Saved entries
>>>>>
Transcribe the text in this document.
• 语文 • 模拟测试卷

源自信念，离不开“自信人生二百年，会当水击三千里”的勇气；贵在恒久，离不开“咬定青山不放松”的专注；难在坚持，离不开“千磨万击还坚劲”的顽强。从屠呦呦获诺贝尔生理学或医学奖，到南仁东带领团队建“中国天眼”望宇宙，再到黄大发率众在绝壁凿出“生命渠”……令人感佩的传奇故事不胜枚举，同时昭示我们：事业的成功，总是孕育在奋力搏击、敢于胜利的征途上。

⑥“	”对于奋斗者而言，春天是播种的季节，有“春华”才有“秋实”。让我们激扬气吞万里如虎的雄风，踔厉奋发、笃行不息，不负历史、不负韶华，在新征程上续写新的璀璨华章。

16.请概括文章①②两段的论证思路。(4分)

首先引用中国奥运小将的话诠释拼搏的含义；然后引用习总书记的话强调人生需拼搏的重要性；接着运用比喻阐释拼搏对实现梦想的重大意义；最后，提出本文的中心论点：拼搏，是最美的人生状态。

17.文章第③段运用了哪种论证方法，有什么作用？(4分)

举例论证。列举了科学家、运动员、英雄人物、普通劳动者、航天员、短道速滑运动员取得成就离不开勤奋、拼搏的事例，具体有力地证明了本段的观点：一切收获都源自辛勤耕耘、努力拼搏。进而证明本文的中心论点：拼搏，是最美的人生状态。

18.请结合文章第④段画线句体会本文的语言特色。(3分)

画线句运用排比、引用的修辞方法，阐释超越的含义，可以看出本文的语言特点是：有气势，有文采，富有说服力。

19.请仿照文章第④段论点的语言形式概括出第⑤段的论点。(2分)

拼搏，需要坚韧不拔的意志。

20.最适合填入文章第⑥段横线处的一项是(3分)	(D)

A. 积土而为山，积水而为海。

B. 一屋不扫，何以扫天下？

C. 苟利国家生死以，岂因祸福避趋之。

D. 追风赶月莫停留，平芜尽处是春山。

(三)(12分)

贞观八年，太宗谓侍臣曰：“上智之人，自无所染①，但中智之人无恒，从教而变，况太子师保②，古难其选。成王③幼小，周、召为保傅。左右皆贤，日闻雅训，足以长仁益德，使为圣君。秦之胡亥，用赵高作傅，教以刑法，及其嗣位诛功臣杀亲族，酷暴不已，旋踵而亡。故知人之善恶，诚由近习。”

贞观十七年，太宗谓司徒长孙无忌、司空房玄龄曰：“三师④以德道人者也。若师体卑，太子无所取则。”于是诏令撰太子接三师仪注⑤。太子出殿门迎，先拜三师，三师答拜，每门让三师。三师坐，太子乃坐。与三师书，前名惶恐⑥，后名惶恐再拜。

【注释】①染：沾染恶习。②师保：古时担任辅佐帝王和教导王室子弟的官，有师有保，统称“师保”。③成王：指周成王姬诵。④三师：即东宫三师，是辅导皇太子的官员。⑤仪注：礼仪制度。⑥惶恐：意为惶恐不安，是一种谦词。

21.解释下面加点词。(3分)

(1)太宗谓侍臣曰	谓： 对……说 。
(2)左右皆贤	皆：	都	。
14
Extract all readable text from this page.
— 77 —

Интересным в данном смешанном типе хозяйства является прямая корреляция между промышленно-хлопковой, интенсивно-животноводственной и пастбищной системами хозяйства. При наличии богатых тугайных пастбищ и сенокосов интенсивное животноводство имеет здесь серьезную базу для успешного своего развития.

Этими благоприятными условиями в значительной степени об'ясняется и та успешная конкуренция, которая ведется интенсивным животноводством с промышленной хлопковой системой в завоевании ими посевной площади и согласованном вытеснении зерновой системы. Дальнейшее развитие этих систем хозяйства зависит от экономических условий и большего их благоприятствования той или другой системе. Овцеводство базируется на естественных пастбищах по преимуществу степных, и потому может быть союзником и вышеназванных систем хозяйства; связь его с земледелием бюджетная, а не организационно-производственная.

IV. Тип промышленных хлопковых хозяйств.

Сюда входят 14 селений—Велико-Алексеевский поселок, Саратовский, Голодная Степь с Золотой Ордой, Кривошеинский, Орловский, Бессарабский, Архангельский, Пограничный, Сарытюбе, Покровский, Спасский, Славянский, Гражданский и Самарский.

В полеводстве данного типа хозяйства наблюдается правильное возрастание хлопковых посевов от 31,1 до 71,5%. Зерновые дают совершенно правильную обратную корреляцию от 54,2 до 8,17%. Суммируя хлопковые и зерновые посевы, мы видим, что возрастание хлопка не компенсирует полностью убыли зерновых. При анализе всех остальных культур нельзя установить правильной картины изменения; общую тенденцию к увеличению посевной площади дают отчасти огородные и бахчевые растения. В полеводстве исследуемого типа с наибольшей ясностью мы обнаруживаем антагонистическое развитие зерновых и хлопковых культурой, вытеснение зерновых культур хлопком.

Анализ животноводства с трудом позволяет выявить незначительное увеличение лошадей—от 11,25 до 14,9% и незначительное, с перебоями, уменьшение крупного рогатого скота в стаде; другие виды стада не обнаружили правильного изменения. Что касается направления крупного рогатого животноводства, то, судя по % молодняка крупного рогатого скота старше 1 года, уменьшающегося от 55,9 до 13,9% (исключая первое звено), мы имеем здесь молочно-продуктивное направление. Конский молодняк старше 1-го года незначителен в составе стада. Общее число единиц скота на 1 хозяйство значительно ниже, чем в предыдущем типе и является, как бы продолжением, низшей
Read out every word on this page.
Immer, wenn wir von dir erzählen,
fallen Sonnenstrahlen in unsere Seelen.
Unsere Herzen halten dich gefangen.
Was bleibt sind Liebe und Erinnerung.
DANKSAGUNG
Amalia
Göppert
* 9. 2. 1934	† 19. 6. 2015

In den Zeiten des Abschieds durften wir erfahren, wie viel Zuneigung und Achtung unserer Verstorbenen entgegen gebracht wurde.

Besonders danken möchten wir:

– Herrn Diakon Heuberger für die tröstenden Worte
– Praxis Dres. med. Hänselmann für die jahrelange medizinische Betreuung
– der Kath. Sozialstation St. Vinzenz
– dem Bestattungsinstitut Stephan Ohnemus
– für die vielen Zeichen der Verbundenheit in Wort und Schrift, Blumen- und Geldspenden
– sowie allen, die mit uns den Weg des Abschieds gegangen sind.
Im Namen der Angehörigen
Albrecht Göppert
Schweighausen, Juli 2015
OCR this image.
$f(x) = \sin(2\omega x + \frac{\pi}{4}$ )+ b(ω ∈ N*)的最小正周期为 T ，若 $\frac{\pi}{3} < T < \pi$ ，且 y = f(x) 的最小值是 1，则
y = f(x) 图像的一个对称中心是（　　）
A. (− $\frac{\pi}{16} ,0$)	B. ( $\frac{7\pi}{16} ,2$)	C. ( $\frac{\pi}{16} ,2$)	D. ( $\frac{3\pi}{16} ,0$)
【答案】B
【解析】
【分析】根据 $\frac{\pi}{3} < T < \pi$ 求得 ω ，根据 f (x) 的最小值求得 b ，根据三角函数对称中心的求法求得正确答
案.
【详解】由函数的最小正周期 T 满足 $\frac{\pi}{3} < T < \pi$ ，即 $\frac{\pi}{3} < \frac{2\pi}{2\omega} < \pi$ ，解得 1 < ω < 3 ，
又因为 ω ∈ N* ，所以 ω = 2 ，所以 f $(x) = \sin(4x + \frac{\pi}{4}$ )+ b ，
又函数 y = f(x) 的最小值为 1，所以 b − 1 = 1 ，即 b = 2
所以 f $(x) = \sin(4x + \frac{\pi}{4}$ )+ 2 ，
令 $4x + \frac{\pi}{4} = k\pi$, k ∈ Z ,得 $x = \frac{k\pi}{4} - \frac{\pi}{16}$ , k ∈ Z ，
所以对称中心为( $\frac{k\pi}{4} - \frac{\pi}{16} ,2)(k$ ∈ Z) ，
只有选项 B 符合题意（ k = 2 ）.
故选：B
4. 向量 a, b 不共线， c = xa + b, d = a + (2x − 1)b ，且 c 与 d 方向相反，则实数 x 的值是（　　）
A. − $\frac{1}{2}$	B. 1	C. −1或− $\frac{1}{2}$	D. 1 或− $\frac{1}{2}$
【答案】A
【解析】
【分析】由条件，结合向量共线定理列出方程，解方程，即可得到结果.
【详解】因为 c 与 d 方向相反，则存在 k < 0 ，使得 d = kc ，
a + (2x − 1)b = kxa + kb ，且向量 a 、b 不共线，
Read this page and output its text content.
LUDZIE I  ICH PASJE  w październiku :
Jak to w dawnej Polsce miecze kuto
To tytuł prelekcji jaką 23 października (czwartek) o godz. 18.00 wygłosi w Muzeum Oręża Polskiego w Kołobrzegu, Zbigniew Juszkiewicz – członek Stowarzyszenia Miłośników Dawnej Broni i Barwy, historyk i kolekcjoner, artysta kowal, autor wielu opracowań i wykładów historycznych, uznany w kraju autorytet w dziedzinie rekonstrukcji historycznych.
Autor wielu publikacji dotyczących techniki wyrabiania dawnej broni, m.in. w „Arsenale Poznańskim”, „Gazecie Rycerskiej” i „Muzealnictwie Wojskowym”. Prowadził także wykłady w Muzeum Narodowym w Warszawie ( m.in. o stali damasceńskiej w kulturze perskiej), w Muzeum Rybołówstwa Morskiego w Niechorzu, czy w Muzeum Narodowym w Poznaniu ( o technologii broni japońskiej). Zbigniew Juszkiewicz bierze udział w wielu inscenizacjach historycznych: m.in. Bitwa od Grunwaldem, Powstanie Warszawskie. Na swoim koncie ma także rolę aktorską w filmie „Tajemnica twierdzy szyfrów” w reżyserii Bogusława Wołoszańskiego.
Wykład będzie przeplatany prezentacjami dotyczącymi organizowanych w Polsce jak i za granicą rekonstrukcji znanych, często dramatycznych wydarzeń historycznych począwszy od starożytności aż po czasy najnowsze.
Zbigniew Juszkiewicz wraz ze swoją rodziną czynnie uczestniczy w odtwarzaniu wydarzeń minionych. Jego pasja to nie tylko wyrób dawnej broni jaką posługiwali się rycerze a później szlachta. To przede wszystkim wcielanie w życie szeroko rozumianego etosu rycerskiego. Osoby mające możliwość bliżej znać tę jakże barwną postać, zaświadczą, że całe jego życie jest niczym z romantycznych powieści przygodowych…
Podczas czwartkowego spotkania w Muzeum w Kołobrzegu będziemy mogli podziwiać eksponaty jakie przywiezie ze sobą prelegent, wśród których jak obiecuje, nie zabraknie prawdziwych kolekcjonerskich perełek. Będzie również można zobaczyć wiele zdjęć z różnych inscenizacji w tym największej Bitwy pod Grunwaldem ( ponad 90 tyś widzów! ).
<<<<<
- [TASK STATEMENT]:
Check each line of the listing above for the string "Abschieds", then report only how many lines have it.

- [THE RESULT]:
2